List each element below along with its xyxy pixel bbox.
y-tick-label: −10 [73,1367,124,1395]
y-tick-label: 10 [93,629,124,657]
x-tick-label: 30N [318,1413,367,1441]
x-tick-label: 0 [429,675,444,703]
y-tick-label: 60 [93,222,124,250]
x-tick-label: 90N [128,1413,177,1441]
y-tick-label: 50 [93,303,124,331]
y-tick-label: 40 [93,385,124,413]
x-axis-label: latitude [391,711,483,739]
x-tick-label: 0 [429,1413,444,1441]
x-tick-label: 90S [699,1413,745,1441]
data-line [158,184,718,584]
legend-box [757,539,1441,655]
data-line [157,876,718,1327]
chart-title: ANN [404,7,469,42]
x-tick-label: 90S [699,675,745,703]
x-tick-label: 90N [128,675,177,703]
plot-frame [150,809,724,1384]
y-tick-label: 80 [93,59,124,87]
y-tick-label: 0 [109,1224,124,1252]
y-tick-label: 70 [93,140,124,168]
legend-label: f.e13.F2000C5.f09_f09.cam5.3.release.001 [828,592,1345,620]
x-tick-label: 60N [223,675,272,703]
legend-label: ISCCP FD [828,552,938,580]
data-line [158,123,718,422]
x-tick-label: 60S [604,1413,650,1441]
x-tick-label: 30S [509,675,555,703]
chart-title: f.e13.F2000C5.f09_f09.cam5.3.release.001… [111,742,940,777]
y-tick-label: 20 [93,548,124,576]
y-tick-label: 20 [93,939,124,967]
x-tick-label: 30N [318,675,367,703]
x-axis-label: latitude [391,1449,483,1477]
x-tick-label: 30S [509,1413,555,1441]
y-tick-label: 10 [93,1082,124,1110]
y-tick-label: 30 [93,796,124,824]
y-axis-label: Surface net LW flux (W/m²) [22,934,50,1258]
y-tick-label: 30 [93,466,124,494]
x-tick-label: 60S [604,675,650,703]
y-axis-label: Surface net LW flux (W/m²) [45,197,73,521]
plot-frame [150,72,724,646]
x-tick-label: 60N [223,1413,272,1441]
- - -
EXERCISE INSTRUCTIONS: Turn every line of the items above into a Markdown table with the columns Row and Line. Number the rows in order and leave out any blank lines.

FULL OUTPUT:
| Row | Line |
|---|---|
| 1 | List each element below along with its xyxy pixel bbox. |
| 2 | y-tick-label: −10 [73,1367,124,1395] |
| 3 | y-tick-label: 10 [93,629,124,657] |
| 4 | x-tick-label: 30N [318,1413,367,1441] |
| 5 | x-tick-label: 0 [429,675,444,703] |
| 6 | y-tick-label: 60 [93,222,124,250] |
| 7 | x-tick-label: 90N [128,1413,177,1441] |
| 8 | y-tick-label: 50 [93,303,124,331] |
| 9 | y-tick-label: 40 [93,385,124,413] |
| 10 | x-axis-label: latitude [391,711,483,739] |
| 11 | x-tick-label: 0 [429,1413,444,1441] |
| 12 | x-tick-label: 90S [699,1413,745,1441] |
| 13 | data-line [158,184,718,584] |
| 14 | legend-box [757,539,1441,655] |
| 15 | data-line [157,876,718,1327] |
| 16 | chart-title: ANN [404,7,469,42] |
| 17 | x-tick-label: 90S [699,675,745,703] |
| 18 | x-tick-label: 90N [128,675,177,703] |
| 19 | plot-frame [150,809,724,1384] |
| 20 | y-tick-label: 80 [93,59,124,87] |
| 21 | y-tick-label: 0 [109,1224,124,1252] |
| 22 | y-tick-label: 70 [93,140,124,168] |
| 23 | legend-label: f.e13.F2000C5.f09_f09.cam5.3.release.001 [828,592,1345,620] |
| 24 | x-tick-label: 60N [223,675,272,703] |
| 25 | legend-label: ISCCP FD [828,552,938,580] |
| 26 | data-line [158,123,718,422] |
| 27 | x-tick-label: 60S [604,1413,650,1441] |
| 28 | x-tick-label: 30S [509,675,555,703] |
| 29 | chart-title: f.e13.F2000C5.f09_f09.cam5.3.release.001… [111,742,940,777] |
| 30 | y-tick-label: 20 [93,548,124,576] |
| 31 | y-tick-label: 20 [93,939,124,967] |
| 32 | x-tick-label: 30N [318,675,367,703] |
| 33 | x-axis-label: latitude [391,1449,483,1477] |
| 34 | x-tick-label: 30S [509,1413,555,1441] |
| 35 | y-tick-label: 10 [93,1082,124,1110] |
| 36 | y-tick-label: 30 [93,796,124,824] |
| 37 | y-axis-label: Surface net LW flux (W/m²) [22,934,50,1258] |
| 38 | y-tick-label: 30 [93,466,124,494] |
| 39 | x-tick-label: 60S [604,675,650,703] |
| 40 | y-axis-label: Surface net LW flux (W/m²) [45,197,73,521] |
| 41 | plot-frame [150,72,724,646] |
| 42 | x-tick-label: 60N [223,1413,272,1441] |